Copy every line of the material below, leaving each one unchanged.

--- START Task material ---

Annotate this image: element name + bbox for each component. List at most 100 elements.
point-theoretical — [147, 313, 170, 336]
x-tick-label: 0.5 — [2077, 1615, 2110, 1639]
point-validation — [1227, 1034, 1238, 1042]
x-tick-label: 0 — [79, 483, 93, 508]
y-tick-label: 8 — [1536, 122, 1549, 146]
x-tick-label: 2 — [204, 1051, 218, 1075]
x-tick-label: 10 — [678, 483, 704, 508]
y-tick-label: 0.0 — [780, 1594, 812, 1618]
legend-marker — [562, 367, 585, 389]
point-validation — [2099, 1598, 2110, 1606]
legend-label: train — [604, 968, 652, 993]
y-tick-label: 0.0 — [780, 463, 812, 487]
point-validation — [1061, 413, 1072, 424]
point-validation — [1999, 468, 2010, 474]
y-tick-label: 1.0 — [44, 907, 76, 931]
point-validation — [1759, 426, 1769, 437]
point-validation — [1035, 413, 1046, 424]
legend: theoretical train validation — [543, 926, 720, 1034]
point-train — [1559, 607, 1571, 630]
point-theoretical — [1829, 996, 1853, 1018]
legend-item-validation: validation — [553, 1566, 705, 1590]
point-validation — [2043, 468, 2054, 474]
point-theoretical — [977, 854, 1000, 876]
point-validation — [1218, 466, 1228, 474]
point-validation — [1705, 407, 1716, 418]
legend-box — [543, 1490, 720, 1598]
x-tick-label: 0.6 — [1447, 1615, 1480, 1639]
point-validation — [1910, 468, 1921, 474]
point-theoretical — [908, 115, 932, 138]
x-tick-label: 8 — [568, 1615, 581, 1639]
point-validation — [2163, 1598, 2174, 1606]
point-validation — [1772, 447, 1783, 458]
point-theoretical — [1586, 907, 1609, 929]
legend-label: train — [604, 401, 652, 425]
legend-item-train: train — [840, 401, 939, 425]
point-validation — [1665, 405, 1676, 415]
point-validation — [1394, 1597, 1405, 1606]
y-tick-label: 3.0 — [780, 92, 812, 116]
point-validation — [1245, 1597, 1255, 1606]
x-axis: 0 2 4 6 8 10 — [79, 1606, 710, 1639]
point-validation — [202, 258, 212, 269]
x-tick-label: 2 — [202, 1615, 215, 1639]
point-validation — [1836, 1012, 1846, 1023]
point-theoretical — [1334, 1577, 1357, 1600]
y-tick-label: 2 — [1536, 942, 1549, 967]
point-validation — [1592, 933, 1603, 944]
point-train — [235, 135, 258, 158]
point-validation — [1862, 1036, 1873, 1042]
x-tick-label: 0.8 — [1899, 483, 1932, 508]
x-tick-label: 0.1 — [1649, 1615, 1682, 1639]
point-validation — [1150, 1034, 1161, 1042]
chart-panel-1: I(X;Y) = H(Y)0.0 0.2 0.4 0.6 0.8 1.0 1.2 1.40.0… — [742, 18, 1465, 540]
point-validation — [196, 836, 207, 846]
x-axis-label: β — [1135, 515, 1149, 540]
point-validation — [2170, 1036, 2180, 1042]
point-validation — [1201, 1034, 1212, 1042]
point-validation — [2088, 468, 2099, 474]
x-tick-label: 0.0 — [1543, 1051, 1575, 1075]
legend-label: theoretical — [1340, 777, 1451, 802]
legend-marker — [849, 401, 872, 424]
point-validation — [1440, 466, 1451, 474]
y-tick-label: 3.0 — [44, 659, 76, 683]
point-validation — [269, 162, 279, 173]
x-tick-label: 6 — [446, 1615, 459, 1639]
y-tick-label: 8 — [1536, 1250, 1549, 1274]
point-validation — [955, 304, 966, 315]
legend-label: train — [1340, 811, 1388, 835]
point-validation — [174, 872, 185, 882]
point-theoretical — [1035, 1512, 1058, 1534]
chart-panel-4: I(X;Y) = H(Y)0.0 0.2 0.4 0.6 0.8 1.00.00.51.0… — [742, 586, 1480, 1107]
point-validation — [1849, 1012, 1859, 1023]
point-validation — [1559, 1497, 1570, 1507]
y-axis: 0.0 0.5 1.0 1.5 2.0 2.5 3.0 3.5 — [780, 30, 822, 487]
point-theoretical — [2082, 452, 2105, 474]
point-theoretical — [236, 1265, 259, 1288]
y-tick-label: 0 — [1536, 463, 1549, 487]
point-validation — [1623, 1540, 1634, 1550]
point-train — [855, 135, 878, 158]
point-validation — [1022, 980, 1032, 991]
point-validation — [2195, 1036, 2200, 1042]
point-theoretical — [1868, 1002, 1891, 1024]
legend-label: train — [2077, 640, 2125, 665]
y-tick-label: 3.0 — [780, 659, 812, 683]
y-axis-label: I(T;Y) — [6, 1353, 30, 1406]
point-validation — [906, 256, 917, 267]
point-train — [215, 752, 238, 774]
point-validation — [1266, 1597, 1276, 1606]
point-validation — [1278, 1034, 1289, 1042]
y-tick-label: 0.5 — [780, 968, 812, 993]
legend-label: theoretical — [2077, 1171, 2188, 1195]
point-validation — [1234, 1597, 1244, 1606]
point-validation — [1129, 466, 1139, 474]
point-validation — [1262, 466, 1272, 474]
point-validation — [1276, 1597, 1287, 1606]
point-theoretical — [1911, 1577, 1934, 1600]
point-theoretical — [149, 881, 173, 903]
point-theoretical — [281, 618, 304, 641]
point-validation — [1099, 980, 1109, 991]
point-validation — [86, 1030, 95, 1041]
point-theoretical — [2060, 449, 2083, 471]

--- END Task material ---

■ Answer ■
Annotate this image: element name + bbox for each component. List at most 100 elements.
point-theoretical — [147, 313, 170, 336]
x-tick-label: 0.5 — [2077, 1615, 2110, 1639]
point-validation — [1227, 1034, 1238, 1042]
x-tick-label: 0 — [79, 483, 93, 508]
y-tick-label: 8 — [1536, 122, 1549, 146]
x-tick-label: 2 — [204, 1051, 218, 1075]
x-tick-label: 10 — [678, 483, 704, 508]
y-tick-label: 0.0 — [780, 1594, 812, 1618]
legend-marker — [562, 367, 585, 389]
point-validation — [2099, 1598, 2110, 1606]
legend-label: train — [604, 968, 652, 993]
y-tick-label: 0.0 — [780, 463, 812, 487]
point-validation — [1061, 413, 1072, 424]
point-validation — [1999, 468, 2010, 474]
y-tick-label: 1.0 — [44, 907, 76, 931]
point-validation — [1759, 426, 1769, 437]
point-validation — [1035, 413, 1046, 424]
legend: theoretical train validation — [543, 926, 720, 1034]
point-train — [1559, 607, 1571, 630]
point-theoretical — [1829, 996, 1853, 1018]
legend-item-validation: validation — [553, 1566, 705, 1590]
point-validation — [2043, 468, 2054, 474]
point-theoretical — [977, 854, 1000, 876]
point-validation — [1218, 466, 1228, 474]
point-validation — [1705, 407, 1716, 418]
legend-box — [543, 1490, 720, 1598]
x-tick-label: 0.6 — [1447, 1615, 1480, 1639]
point-validation — [1910, 468, 1921, 474]
point-theoretical — [908, 115, 932, 138]
x-tick-label: 8 — [568, 1615, 581, 1639]
point-validation — [2163, 1598, 2174, 1606]
point-validation — [1772, 447, 1783, 458]
point-theoretical — [1586, 907, 1609, 929]
legend-label: train — [604, 401, 652, 425]
legend-item-train: train — [840, 401, 939, 425]
point-validation — [1665, 405, 1676, 415]
point-validation — [1394, 1597, 1405, 1606]
y-tick-label: 3.0 — [780, 92, 812, 116]
point-validation — [1245, 1597, 1255, 1606]
x-axis: 0 2 4 6 8 10 — [79, 1606, 710, 1639]
point-validation — [202, 258, 212, 269]
x-tick-label: 2 — [202, 1615, 215, 1639]
point-validation — [1836, 1012, 1846, 1023]
point-theoretical — [1334, 1577, 1357, 1600]
y-tick-label: 2 — [1536, 942, 1549, 967]
point-validation — [1592, 933, 1603, 944]
point-train — [235, 135, 258, 158]
point-validation — [1862, 1036, 1873, 1042]
x-tick-label: 0.8 — [1899, 483, 1932, 508]
x-tick-label: 0.1 — [1649, 1615, 1682, 1639]
point-validation — [1150, 1034, 1161, 1042]
chart-panel-1: I(X;Y) = H(Y)0.0 0.2 0.4 0.6 0.8 1.0 1.2 1.40.0… — [742, 18, 1465, 540]
point-validation — [196, 836, 207, 846]
x-axis-label: β — [1135, 515, 1149, 540]
point-validation — [2170, 1036, 2180, 1042]
point-validation — [1201, 1034, 1212, 1042]
point-validation — [2088, 468, 2099, 474]
x-tick-label: 0.0 — [1543, 1051, 1575, 1075]
legend-label: theoretical — [1340, 777, 1451, 802]
legend-marker — [849, 401, 872, 424]
point-validation — [1440, 466, 1451, 474]
y-tick-label: 3.0 — [44, 659, 76, 683]
point-validation — [269, 162, 279, 173]
x-tick-label: 6 — [446, 1615, 459, 1639]
y-tick-label: 8 — [1536, 1250, 1549, 1274]
point-validation — [955, 304, 966, 315]
legend-label: train — [1340, 811, 1388, 835]
point-validation — [174, 872, 185, 882]
point-theoretical — [1035, 1512, 1058, 1534]
chart-panel-4: I(X;Y) = H(Y)0.0 0.2 0.4 0.6 0.8 1.00.00.51.0… — [742, 586, 1480, 1107]
point-validation — [1849, 1012, 1859, 1023]
point-validation — [1559, 1497, 1570, 1507]
y-axis: 0.0 0.5 1.0 1.5 2.0 2.5 3.0 3.5 — [780, 30, 822, 487]
point-theoretical — [2082, 452, 2105, 474]
point-theoretical — [236, 1265, 259, 1288]
y-tick-label: 0 — [1536, 463, 1549, 487]
point-validation — [1623, 1540, 1634, 1550]
point-train — [855, 135, 878, 158]
point-validation — [1022, 980, 1032, 991]
point-validation — [2195, 1036, 2200, 1042]
point-theoretical — [1868, 1002, 1891, 1024]
legend-label: train — [2077, 640, 2125, 665]
y-tick-label: 3.0 — [780, 659, 812, 683]
y-axis-label: I(T;Y) — [6, 1353, 30, 1406]
point-validation — [906, 256, 917, 267]
point-train — [215, 752, 238, 774]
point-validation — [1266, 1597, 1276, 1606]
point-validation — [1278, 1034, 1289, 1042]
y-tick-label: 0.5 — [780, 968, 812, 993]
legend-label: theoretical — [2077, 1171, 2188, 1195]
point-validation — [1234, 1597, 1244, 1606]
point-validation — [1129, 466, 1139, 474]
point-validation — [1262, 466, 1272, 474]
point-validation — [1276, 1597, 1287, 1606]
point-theoretical — [1911, 1577, 1934, 1600]
point-theoretical — [149, 881, 173, 903]
point-theoretical — [281, 618, 304, 641]
point-validation — [1099, 980, 1109, 991]
point-validation — [86, 1030, 95, 1041]
point-theoretical — [2060, 449, 2083, 471]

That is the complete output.